(Stored data)
—————

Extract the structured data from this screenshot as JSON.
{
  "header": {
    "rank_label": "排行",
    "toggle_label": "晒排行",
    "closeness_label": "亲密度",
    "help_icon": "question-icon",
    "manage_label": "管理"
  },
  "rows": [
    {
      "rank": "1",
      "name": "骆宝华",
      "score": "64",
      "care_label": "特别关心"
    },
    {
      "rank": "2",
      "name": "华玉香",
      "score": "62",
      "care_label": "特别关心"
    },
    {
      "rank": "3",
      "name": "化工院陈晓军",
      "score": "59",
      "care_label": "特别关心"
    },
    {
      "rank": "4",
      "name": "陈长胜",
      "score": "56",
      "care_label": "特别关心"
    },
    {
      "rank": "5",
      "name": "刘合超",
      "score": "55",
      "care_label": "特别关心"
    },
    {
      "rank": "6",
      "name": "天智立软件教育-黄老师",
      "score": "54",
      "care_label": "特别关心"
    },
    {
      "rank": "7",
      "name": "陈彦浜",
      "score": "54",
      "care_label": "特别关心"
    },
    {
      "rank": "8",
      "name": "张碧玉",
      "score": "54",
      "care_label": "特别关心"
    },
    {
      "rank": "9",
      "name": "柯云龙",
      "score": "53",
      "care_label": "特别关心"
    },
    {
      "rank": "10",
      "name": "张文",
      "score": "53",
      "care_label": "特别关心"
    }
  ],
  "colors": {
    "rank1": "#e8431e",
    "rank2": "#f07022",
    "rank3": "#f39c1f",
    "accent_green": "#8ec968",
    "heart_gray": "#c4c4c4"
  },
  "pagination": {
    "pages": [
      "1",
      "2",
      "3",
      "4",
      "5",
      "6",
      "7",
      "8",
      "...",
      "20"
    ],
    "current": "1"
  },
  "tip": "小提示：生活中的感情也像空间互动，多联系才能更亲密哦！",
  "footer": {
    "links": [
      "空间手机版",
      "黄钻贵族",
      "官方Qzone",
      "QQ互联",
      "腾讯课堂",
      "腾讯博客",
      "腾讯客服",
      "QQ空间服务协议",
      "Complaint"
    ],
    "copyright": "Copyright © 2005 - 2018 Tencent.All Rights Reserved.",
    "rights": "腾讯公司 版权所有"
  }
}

—————

What you are asked to do -
Determine how many lines of the data contain "name" and give nothing but that number.

Result -
10